### PROBLEM DETAILS
All of the data must be printed exactly; please include every line.

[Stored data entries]
## start
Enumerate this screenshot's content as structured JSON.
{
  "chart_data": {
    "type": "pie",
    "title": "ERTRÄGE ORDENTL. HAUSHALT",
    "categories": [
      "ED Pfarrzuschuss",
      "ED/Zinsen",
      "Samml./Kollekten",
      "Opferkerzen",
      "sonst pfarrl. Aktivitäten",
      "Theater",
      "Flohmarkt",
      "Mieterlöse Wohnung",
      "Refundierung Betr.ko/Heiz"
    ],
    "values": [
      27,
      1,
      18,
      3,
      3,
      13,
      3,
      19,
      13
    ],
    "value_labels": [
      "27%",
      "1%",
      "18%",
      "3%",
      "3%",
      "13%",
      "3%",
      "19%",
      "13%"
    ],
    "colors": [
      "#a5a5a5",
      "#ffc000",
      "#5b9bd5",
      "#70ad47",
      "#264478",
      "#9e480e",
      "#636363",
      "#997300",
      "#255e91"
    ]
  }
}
## end
### OUTPUT
Enumerate this screenshot's content as structured JSON.
{
  "chart_data": {
    "type": "pie",
    "title": "ERTRÄGE ORDENTL. HAUSHALT",
    "categories": [
      "ED Pfarrzuschuss",
      "ED/Zinsen",
      "Samml./Kollekten",
      "Opferkerzen",
      "sonst pfarrl. Aktivitäten",
      "Theater",
      "Flohmarkt",
      "Mieterlöse Wohnung",
      "Refundierung Betr.ko/Heiz"
    ],
    "values": [
      27,
      1,
      18,
      3,
      3,
      13,
      3,
      19,
      13
    ],
    "value_labels": [
      "27%",
      "1%",
      "18%",
      "3%",
      "3%",
      "13%",
      "3%",
      "19%",
      "13%"
    ],
    "colors": [
      "#a5a5a5",
      "#ffc000",
      "#5b9bd5",
      "#70ad47",
      "#264478",
      "#9e480e",
      "#636363",
      "#997300",
      "#255e91"
    ]
  }
}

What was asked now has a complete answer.